_BRIEF_: Scan the records for the word "ZoneDirector". Copy each line that includes it.

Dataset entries
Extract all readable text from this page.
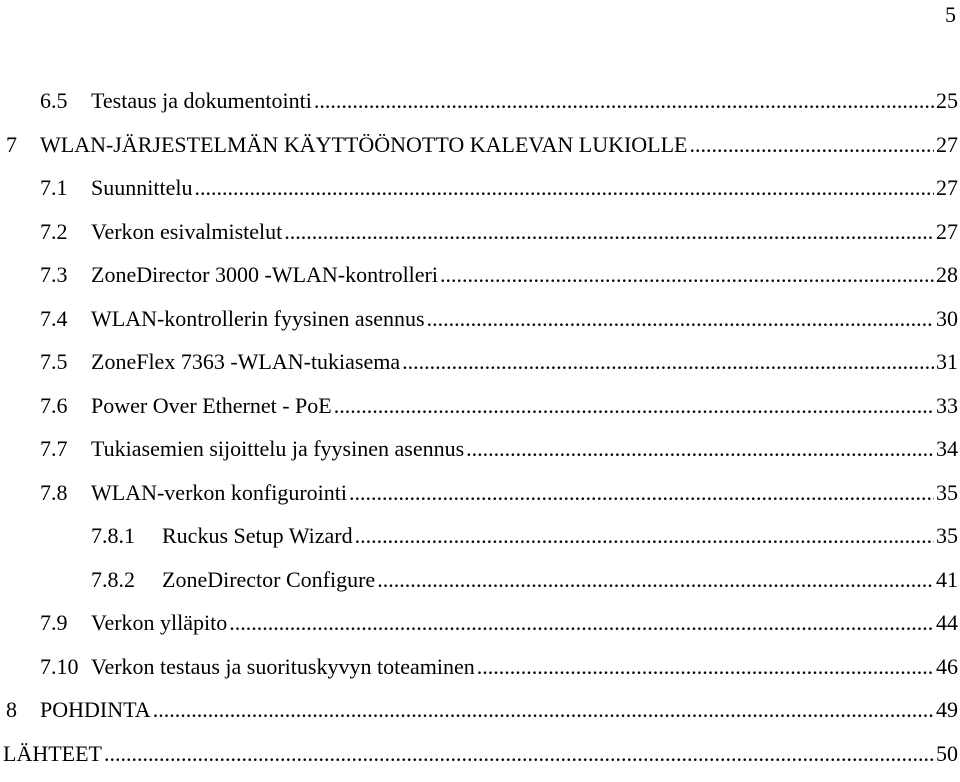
5
6.5	Testaus ja dokumentointi .....	25
7	WLAN-JÄRJESTELMÄN KÄYTTÖÖNOTTO KALEVAN LUKIOLLE .....	27
7.1	Suunnittelu .....	27
7.2	Verkon esivalmistelut .....	27
7.3	ZoneDirector 3000 -WLAN-kontrolleri .....	28
7.4	WLAN-kontrollerin fyysinen asennus .....	30
7.5	ZoneFlex 7363 -WLAN-tukiasema .....	31
7.6	Power Over Ethernet - PoE .....	33
7.7	Tukiasemien sijoittelu ja fyysinen asennus .....	34
7.8	WLAN-verkon konfigurointi .....	35
7.8.1	Ruckus Setup Wizard .....	35
7.8.2	ZoneDirector Configure .....	41
7.9	Verkon ylläpito .....	44
7.10 Verkon testaus ja suorituskyvyn toteaminen .....	46
8	POHDINTA .....	49
LÄHTEET .....	50
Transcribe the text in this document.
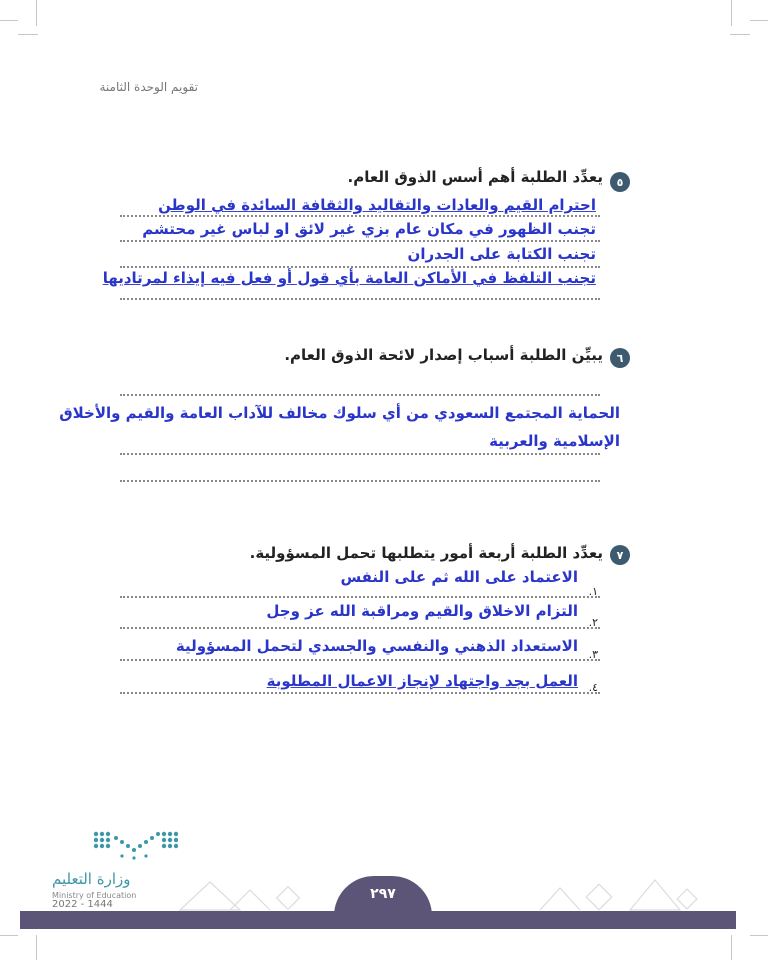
تقويم الوحدة الثامنة
٥
يعدِّد الطلبة أهم أسس الذوق العام.
احترام القيم والعادات والتقاليد والثقافة السائدة في الوطن
تجنب الظهور في مكان عام بزي غير لائق او لباس غير محتشم
تجنب الكتابة على الجدران
تجنب التلفظ في الأماكن العامة بأي قول أو فعل فيه إيذاء لمرتاديها
٦
يبيِّن الطلبة أسباب إصدار لائحة الذوق العام.
الحماية المجتمع السعودي من أي سلوك مخالف للآداب العامة والقيم والأخلاق
الإسلامية والعربية
٧
يعدِّد الطلبة أربعة أمور يتطلبها تحمل المسؤولية.
الاعتماد على الله ثم على النفس
١.
التزام الاخلاق والقيم ومراقبة الله عز وجل
٢.
الاستعداد الذهني والنفسي والجسدي لتحمل المسؤولية ٣.
العمل بجد واجتهاد لإنجاز الاعمال المطلوبة ٤.
وزارة التعليم
Ministry of Education
2022 - 1444
٢٩٧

_COMPLETE OUTPUT_:
7.3	ZoneDirector 3000 -WLAN-kontrolleri .....	28
7.8.2	ZoneDirector Configure .....	41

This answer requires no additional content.